■ **RECORDS SUPPLIED**
────────────────────────────────────────

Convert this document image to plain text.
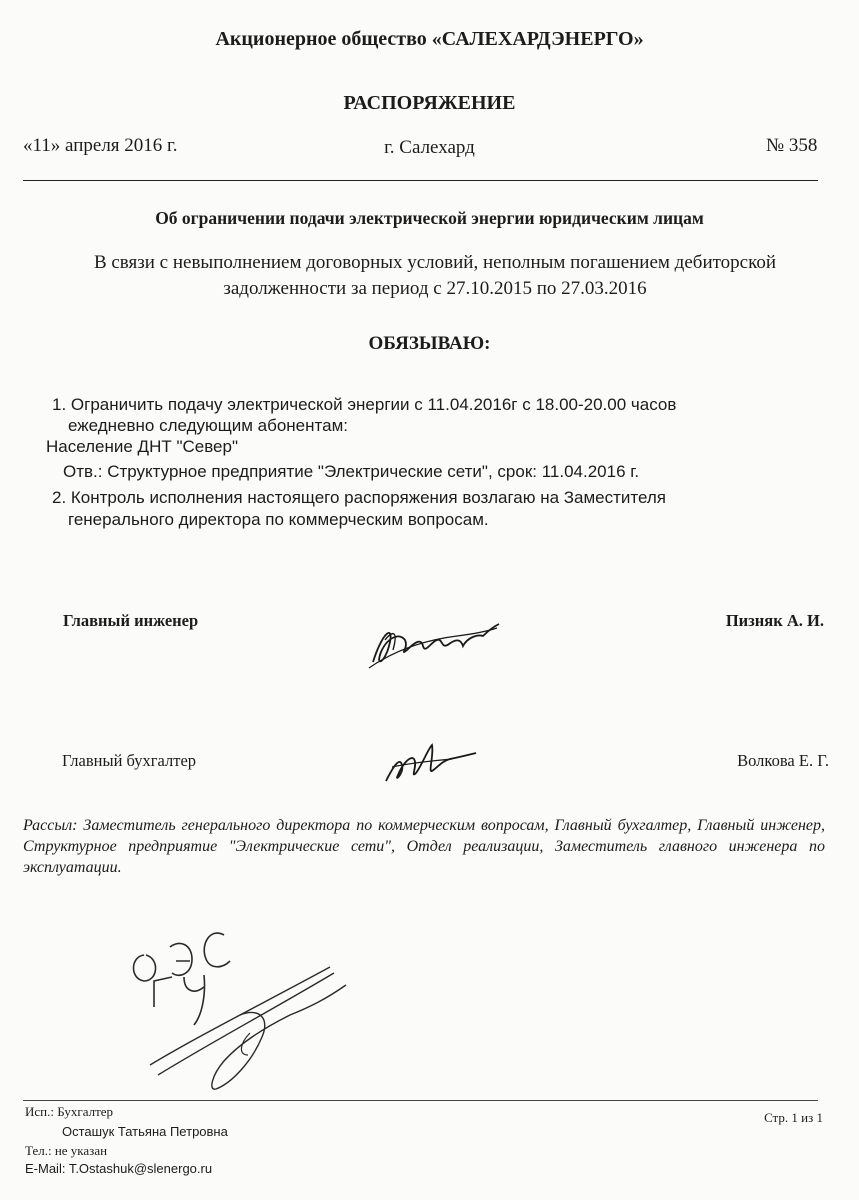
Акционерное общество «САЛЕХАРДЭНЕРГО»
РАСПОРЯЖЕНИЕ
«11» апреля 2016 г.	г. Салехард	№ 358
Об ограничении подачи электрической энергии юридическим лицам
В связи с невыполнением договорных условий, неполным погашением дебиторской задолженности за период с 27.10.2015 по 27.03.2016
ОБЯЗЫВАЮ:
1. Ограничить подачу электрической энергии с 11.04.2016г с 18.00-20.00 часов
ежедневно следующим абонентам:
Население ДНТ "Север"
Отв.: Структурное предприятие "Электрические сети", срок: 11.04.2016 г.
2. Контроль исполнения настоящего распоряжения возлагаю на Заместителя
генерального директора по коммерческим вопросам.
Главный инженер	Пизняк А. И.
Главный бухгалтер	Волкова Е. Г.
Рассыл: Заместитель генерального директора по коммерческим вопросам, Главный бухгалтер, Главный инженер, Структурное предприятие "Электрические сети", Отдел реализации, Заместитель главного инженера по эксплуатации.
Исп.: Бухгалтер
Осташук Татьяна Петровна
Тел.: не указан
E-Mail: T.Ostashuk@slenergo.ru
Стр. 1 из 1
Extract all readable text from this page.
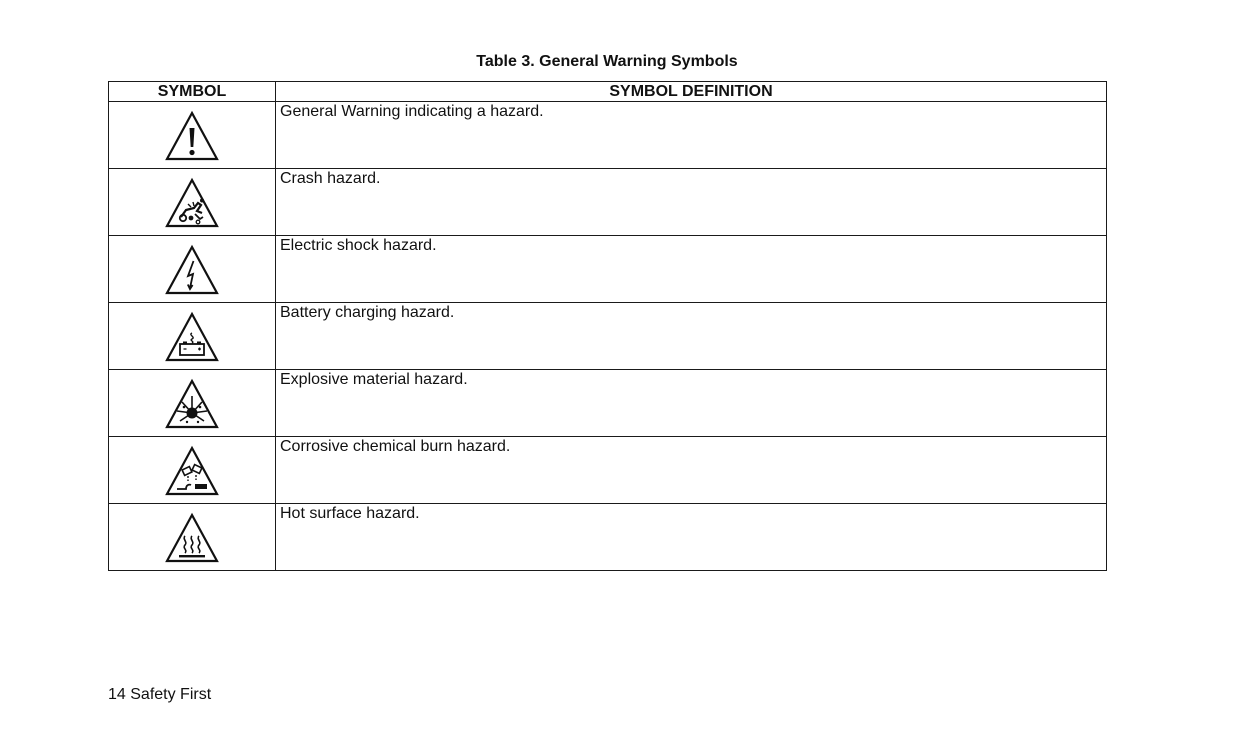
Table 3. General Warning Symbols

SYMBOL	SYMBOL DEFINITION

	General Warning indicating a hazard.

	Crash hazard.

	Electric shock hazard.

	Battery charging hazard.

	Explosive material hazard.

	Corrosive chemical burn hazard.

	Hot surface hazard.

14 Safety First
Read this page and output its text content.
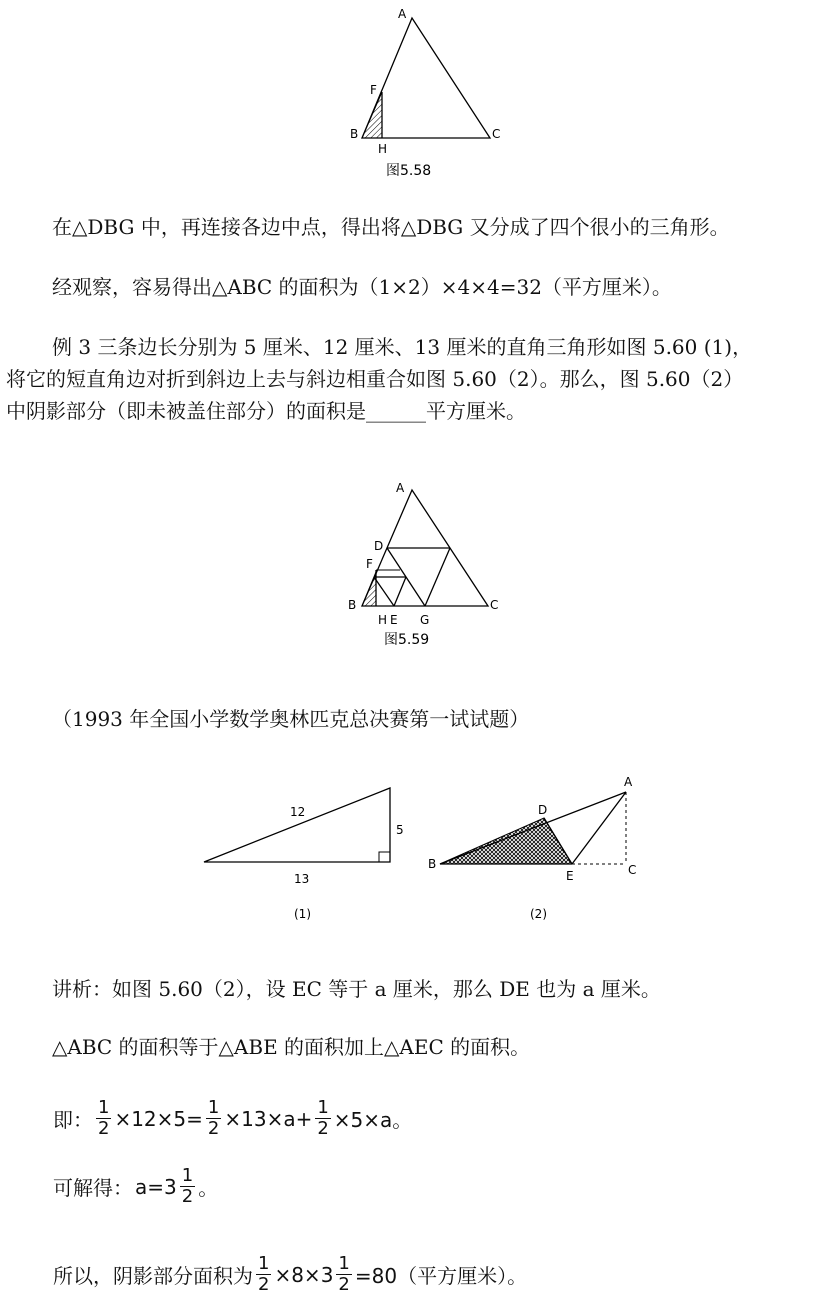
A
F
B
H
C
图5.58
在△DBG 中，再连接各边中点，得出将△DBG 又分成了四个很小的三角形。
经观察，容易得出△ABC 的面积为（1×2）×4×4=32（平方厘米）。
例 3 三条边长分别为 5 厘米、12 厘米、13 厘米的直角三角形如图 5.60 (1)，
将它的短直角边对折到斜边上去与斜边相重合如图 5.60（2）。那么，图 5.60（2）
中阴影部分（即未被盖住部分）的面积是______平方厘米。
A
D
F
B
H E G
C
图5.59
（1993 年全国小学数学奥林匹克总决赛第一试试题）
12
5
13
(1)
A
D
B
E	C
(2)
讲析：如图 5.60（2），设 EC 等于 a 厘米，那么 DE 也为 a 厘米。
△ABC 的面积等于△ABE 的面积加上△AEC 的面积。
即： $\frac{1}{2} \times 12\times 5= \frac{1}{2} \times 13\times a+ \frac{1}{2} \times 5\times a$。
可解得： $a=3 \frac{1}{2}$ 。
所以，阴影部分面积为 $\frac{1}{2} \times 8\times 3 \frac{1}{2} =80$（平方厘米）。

────────────────────────────────────────

■ **EXERCISE GOAL**
Make an exact copy of the data, leaving its pictures out.

■ **RESPONSE TO THE EXERCISE**
Convert this document image to plain text.
Акционерное общество «САЛЕХАРДЭНЕРГО»
РАСПОРЯЖЕНИЕ
«11» апреля 2016 г.	г. Салехард	№ 358
Об ограничении подачи электрической энергии юридическим лицам
В связи с невыполнением договорных условий, неполным погашением дебиторской задолженности за период с 27.10.2015 по 27.03.2016
ОБЯЗЫВАЮ:
1. Ограничить подачу электрической энергии с 11.04.2016г с 18.00-20.00 часов
ежедневно следующим абонентам:
Население ДНТ "Север"
Отв.: Структурное предприятие "Электрические сети", срок: 11.04.2016 г.
2. Контроль исполнения настоящего распоряжения возлагаю на Заместителя
генерального директора по коммерческим вопросам.
Главный инженер	Пизняк А. И.
Главный бухгалтер	Волкова Е. Г.
Рассыл: Заместитель генерального директора по коммерческим вопросам, Главный бухгалтер, Главный инженер, Структурное предприятие "Электрические сети", Отдел реализации, Заместитель главного инженера по эксплуатации.
Исп.: Бухгалтер
Осташук Татьяна Петровна
Тел.: не указан
E-Mail: T.Ostashuk@slenergo.ru
Стр. 1 из 1
Extract all readable text from this page.
Table 3. General Warning Symbols

SYMBOL	SYMBOL DEFINITION

	General Warning indicating a hazard.

	Crash hazard.

	Electric shock hazard.

	Battery charging hazard.

	Explosive material hazard.

	Corrosive chemical burn hazard.

	Hot surface hazard.

14 Safety First
Read this page and output its text content.
A
F
B
H
C
图5.58
在△DBG 中，再连接各边中点，得出将△DBG 又分成了四个很小的三角形。
经观察，容易得出△ABC 的面积为（1×2）×4×4=32（平方厘米）。
例 3 三条边长分别为 5 厘米、12 厘米、13 厘米的直角三角形如图 5.60 (1)，
将它的短直角边对折到斜边上去与斜边相重合如图 5.60（2）。那么，图 5.60（2）
中阴影部分（即未被盖住部分）的面积是______平方厘米。
A
D
F
B
H E G
C
图5.59
（1993 年全国小学数学奥林匹克总决赛第一试试题）
12
5
13
(1)
A
D
B
E	C
(2)
讲析：如图 5.60（2），设 EC 等于 a 厘米，那么 DE 也为 a 厘米。
△ABC 的面积等于△ABE 的面积加上△AEC 的面积。
即： $\frac{1}{2} \times 12\times 5= \frac{1}{2} \times 13\times a+ \frac{1}{2} \times 5\times a$。
可解得： $a=3 \frac{1}{2}$ 。
所以，阴影部分面积为 $\frac{1}{2} \times 8\times 3 \frac{1}{2} =80$（平方厘米）。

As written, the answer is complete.